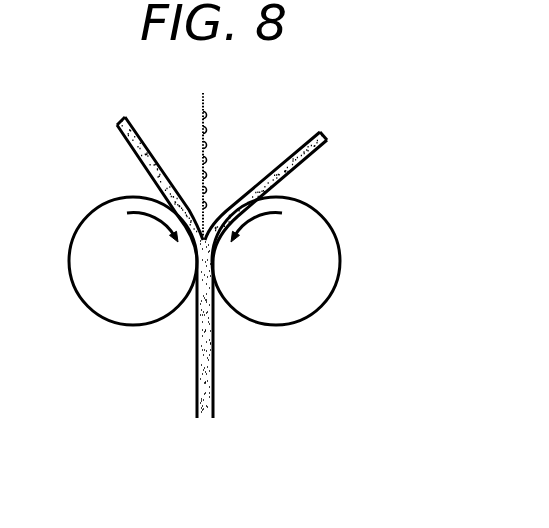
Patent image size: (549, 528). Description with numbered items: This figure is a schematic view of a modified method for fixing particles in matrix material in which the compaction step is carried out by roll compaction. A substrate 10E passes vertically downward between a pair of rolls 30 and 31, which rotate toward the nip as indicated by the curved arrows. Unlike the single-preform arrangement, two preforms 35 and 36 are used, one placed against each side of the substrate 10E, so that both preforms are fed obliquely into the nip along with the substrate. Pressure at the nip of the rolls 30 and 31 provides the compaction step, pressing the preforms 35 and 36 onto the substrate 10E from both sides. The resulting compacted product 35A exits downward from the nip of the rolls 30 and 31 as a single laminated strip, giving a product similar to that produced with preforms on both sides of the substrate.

The substrate 10E is at (208, 127).
The roll 30 is at (103, 308).
The roll 31 is at (292, 310).
The preform 35 is at (127, 142).
The product 35A is at (197, 370).
The preform 36 is at (300, 158).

Problem to work on |
Format every line of the material as a Markdown table with the columns "No." and "Line", numbering the rows and leaving out the blank lines. Omit the pictures from the answer.

Task solution |
| No. | Line |
|---|---|
| 1 | Patent image size: (549, 528). Description with numbered items: This figure is a schematic view of a modified method for fixing particles in matrix material in which the compaction step is carried out by roll compaction. A substrate 10E passes vertically downward between a pair of rolls 30 and 31, which rotate toward the nip as indicated by the curved arrows. Unlike the single-preform arrangement, two preforms 35 and 36 are used, one placed against each side of the substrate 10E, so that both preforms are fed obliquely into the nip along with the substrate. Pressure at the nip of the rolls 30 and 31 provides the compaction step, pressing the preforms 35 and 36 onto the substrate 10E from both sides. The resulting compacted product 35A exits downward from the nip of the rolls 30 and 31 as a single laminated strip, giving a product similar to that produced with preforms on both sides of the substrate. |
| 2 | The substrate 10E is at (208, 127). |
| 3 | The roll 30 is at (103, 308). |
| 4 | The roll 31 is at (292, 310). |
| 5 | The preform 35 is at (127, 142). |
| 6 | The product 35A is at (197, 370). |
| 7 | The preform 36 is at (300, 158). |